(Figure data in JSON)
** Begin **

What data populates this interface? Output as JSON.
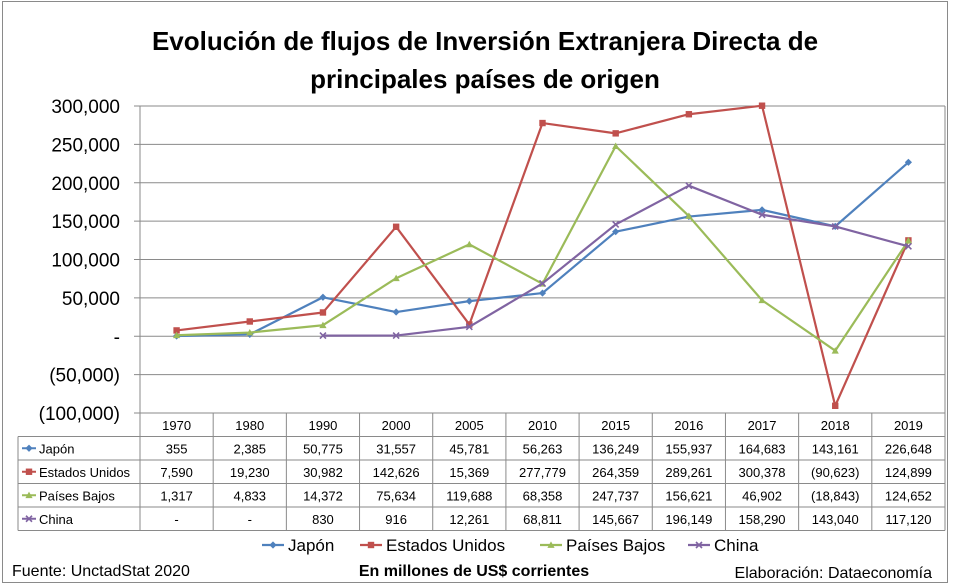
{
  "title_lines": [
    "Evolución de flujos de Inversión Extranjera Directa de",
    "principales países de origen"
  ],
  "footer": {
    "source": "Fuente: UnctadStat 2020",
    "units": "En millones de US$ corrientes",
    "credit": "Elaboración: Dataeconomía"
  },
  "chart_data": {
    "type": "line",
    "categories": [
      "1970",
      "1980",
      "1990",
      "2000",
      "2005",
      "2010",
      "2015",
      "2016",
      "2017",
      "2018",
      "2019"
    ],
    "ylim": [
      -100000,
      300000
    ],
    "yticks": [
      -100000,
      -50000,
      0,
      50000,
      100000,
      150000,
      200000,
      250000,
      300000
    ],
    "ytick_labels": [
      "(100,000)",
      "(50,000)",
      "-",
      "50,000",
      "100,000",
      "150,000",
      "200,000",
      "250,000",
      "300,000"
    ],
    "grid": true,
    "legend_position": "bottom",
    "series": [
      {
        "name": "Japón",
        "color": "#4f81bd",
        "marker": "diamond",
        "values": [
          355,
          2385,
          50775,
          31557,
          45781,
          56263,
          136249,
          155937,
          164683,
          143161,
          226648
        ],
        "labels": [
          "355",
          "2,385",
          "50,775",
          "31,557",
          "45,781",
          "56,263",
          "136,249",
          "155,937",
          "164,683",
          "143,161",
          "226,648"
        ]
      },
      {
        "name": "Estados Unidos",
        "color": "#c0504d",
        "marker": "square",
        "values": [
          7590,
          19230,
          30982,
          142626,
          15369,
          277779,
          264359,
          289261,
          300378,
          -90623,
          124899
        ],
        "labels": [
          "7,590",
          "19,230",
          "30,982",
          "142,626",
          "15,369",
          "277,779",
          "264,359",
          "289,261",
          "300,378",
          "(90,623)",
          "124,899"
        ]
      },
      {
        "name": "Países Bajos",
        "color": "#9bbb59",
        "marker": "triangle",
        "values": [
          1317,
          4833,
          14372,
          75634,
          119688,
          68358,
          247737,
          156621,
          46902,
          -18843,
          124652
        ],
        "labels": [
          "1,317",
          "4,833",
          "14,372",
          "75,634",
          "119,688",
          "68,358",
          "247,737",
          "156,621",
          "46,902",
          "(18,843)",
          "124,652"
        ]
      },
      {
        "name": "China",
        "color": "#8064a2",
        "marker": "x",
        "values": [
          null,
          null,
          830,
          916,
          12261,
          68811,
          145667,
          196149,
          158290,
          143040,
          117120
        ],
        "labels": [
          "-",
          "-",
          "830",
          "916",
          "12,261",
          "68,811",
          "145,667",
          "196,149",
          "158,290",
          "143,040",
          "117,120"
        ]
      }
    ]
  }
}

** End **

■ **EXERCISE DETAILS**
Without including any pictures, please restate all the records exactly.

■ **ANSWER BELOW**
What data populates this interface? Output as JSON.
{
  "title_lines": [
    "Evolución de flujos de Inversión Extranjera Directa de",
    "principales países de origen"
  ],
  "footer": {
    "source": "Fuente: UnctadStat 2020",
    "units": "En millones de US$ corrientes",
    "credit": "Elaboración: Dataeconomía"
  },
  "chart_data": {
    "type": "line",
    "categories": [
      "1970",
      "1980",
      "1990",
      "2000",
      "2005",
      "2010",
      "2015",
      "2016",
      "2017",
      "2018",
      "2019"
    ],
    "ylim": [
      -100000,
      300000
    ],
    "yticks": [
      -100000,
      -50000,
      0,
      50000,
      100000,
      150000,
      200000,
      250000,
      300000
    ],
    "ytick_labels": [
      "(100,000)",
      "(50,000)",
      "-",
      "50,000",
      "100,000",
      "150,000",
      "200,000",
      "250,000",
      "300,000"
    ],
    "grid": true,
    "legend_position": "bottom",
    "series": [
      {
        "name": "Japón",
        "color": "#4f81bd",
        "marker": "diamond",
        "values": [
          355,
          2385,
          50775,
          31557,
          45781,
          56263,
          136249,
          155937,
          164683,
          143161,
          226648
        ],
        "labels": [
          "355",
          "2,385",
          "50,775",
          "31,557",
          "45,781",
          "56,263",
          "136,249",
          "155,937",
          "164,683",
          "143,161",
          "226,648"
        ]
      },
      {
        "name": "Estados Unidos",
        "color": "#c0504d",
        "marker": "square",
        "values": [
          7590,
          19230,
          30982,
          142626,
          15369,
          277779,
          264359,
          289261,
          300378,
          -90623,
          124899
        ],
        "labels": [
          "7,590",
          "19,230",
          "30,982",
          "142,626",
          "15,369",
          "277,779",
          "264,359",
          "289,261",
          "300,378",
          "(90,623)",
          "124,899"
        ]
      },
      {
        "name": "Países Bajos",
        "color": "#9bbb59",
        "marker": "triangle",
        "values": [
          1317,
          4833,
          14372,
          75634,
          119688,
          68358,
          247737,
          156621,
          46902,
          -18843,
          124652
        ],
        "labels": [
          "1,317",
          "4,833",
          "14,372",
          "75,634",
          "119,688",
          "68,358",
          "247,737",
          "156,621",
          "46,902",
          "(18,843)",
          "124,652"
        ]
      },
      {
        "name": "China",
        "color": "#8064a2",
        "marker": "x",
        "values": [
          null,
          null,
          830,
          916,
          12261,
          68811,
          145667,
          196149,
          158290,
          143040,
          117120
        ],
        "labels": [
          "-",
          "-",
          "830",
          "916",
          "12,261",
          "68,811",
          "145,667",
          "196,149",
          "158,290",
          "143,040",
          "117,120"
        ]
      }
    ]
  }
}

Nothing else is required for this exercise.